═══ Extracted information ═══

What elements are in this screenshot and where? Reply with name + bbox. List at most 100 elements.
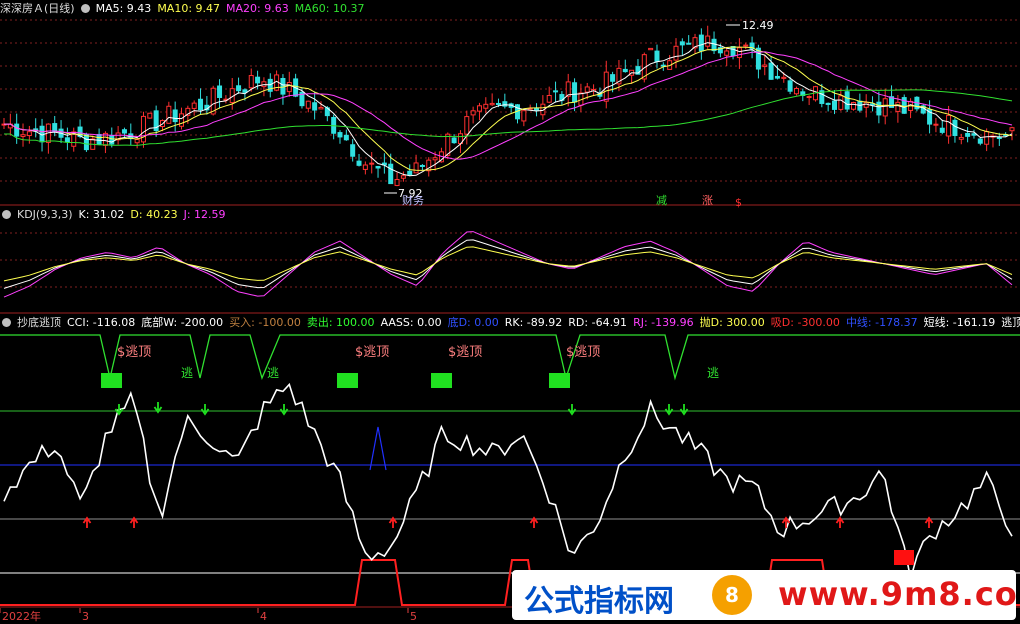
buy-signal-block [894,550,914,565]
candle-body [432,157,438,161]
candle-body [831,100,837,110]
candle-body [698,34,704,52]
candle-body [419,164,425,167]
candle-body [369,162,375,165]
watermark: 公式指标网 8 www.9m8.com [512,570,1020,620]
sell-arrow-icon [679,404,689,416]
candle-body [337,132,343,138]
candle-body [939,127,945,133]
candle-body [1009,127,1015,132]
escape-top-label: $逃顶 [117,345,151,360]
candle-body [793,88,799,95]
candle-body [610,74,616,82]
candle-body [109,135,115,145]
watermark-text: 公式指标网 [524,584,674,619]
candle-body [400,175,406,179]
candle-body [362,164,368,170]
escape-top-label: $逃顶 [448,345,482,360]
candle-body [305,100,311,109]
candle-body [134,138,140,144]
candle-body [318,106,324,110]
high-price-label: 12.49 [742,19,774,32]
candle-body [451,137,457,144]
candle-body [996,137,1002,140]
signal-label-2: 减 [656,194,667,207]
candle-body [572,82,578,103]
candle-body [83,134,89,151]
candle-body [286,82,292,93]
candle-body [356,160,362,166]
candle-body [521,110,527,122]
candle-body [489,102,495,106]
candle-body [343,134,349,141]
x-axis-label: 3 [82,610,89,623]
candle-body [946,114,952,137]
candle-body [255,76,261,84]
candle-body [476,105,482,112]
candle-body [958,136,964,140]
escape-label: 逃 [181,366,193,380]
candle-body [191,102,197,109]
candle-body [825,102,831,105]
candle-body [96,133,102,145]
candle-body [654,50,660,62]
candle-body [648,47,654,51]
candle-body [166,105,172,124]
sell-arrow-icon [567,404,577,416]
candle-body [445,133,451,156]
candle-body [787,80,793,92]
candle-body [546,94,552,103]
sell-signal-block [337,373,358,388]
candle-body [217,85,223,98]
candle-body [984,131,990,145]
sell-arrow-icon [279,404,289,416]
chart-canvas[interactable]: 12.497.92财务减涨$$逃顶$逃顶$逃顶$逃顶逃逃逃2022年345620… [0,0,1020,624]
candle-body [965,132,971,137]
candle-body [844,91,850,110]
candle-body [140,115,146,143]
cci-line [3,382,1013,579]
candle-body [242,89,248,93]
candle-body [394,179,400,186]
candle-body [584,86,590,93]
candle-body [952,119,958,136]
escape-label: 逃 [707,366,719,380]
candle-body [172,109,178,123]
candle-body [768,62,774,80]
sell-signal-block [549,373,570,388]
candle-body [495,102,501,105]
candle-body [312,102,318,111]
candle-body [147,112,153,119]
signal-label-3: 涨 [702,194,713,207]
candle-body [781,76,787,79]
candle-body [26,131,32,137]
candle-body [121,129,127,134]
candle-body [705,35,711,47]
candle-body [762,64,768,68]
candle-body [388,163,394,185]
candle-body [375,165,381,169]
escape-step-line [0,334,1020,381]
sell-arrow-icon [200,404,210,416]
candle-body [730,46,736,57]
candle-body [14,123,20,137]
candle-body [971,133,977,136]
watermark-logo-icon: 8 [712,575,752,615]
candle-body [679,41,685,46]
watermark-url: www.9m8.com [778,575,1020,613]
candle-body [686,42,692,45]
candle-body [711,38,717,52]
candle-body [774,75,780,79]
candle-body [198,98,204,111]
candle-body [179,113,185,127]
escape-top-label: $逃顶 [355,345,389,360]
candle-body [622,68,628,73]
signal-label-4: $ [735,196,742,209]
candle-body [743,44,749,47]
candle-body [838,95,844,110]
candle-body [236,85,242,92]
candle-body [895,101,901,112]
candle-body [534,107,540,111]
candle-body [882,98,888,117]
candle-body [806,96,812,99]
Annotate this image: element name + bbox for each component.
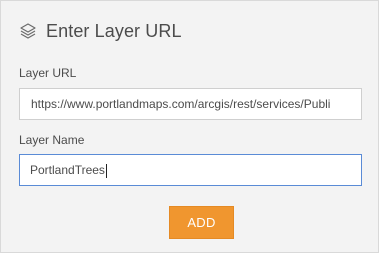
layer-name-input[interactable]: PortlandTrees bbox=[19, 154, 362, 186]
add-button[interactable]: ADD bbox=[169, 206, 234, 239]
panel-title: Enter Layer URL bbox=[46, 20, 182, 41]
layer-url-value: https://www.portlandmaps.com/arcgis/rest… bbox=[31, 97, 331, 111]
add-layer-panel: Enter Layer URL Layer URL https://www.po… bbox=[0, 0, 379, 253]
text-cursor bbox=[105, 163, 107, 178]
layer-name-value: PortlandTrees bbox=[30, 163, 105, 177]
layers-icon bbox=[18, 21, 38, 41]
add-button-label: ADD bbox=[187, 215, 216, 230]
layer-url-input[interactable]: https://www.portlandmaps.com/arcgis/rest… bbox=[19, 88, 362, 120]
layer-name-label: Layer Name bbox=[19, 133, 85, 147]
panel-header: Enter Layer URL bbox=[18, 19, 182, 43]
layer-url-label: Layer URL bbox=[19, 66, 77, 80]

═══

- Task to complete -
Output the data verbatim, starting with the line that contains "154, 362, 186]" and going on through the end of the data.

- Task answer -
layer-name-input[interactable]: PortlandTrees bbox=[19, 154, 362, 186]
add-button[interactable]: ADD bbox=[169, 206, 234, 239]
panel-title: Enter Layer URL bbox=[46, 20, 182, 41]
layer-url-value: https://www.portlandmaps.com/arcgis/rest… bbox=[31, 97, 331, 111]
add-layer-panel: Enter Layer URL Layer URL https://www.po… bbox=[0, 0, 379, 253]
text-cursor bbox=[105, 163, 107, 178]
layer-name-value: PortlandTrees bbox=[30, 163, 105, 177]
layers-icon bbox=[18, 21, 38, 41]
add-button-label: ADD bbox=[187, 215, 216, 230]
layer-url-input[interactable]: https://www.portlandmaps.com/arcgis/rest… bbox=[19, 88, 362, 120]
layer-name-label: Layer Name bbox=[19, 133, 85, 147]
panel-header: Enter Layer URL bbox=[18, 19, 182, 43]
layer-url-label: Layer URL bbox=[19, 66, 77, 80]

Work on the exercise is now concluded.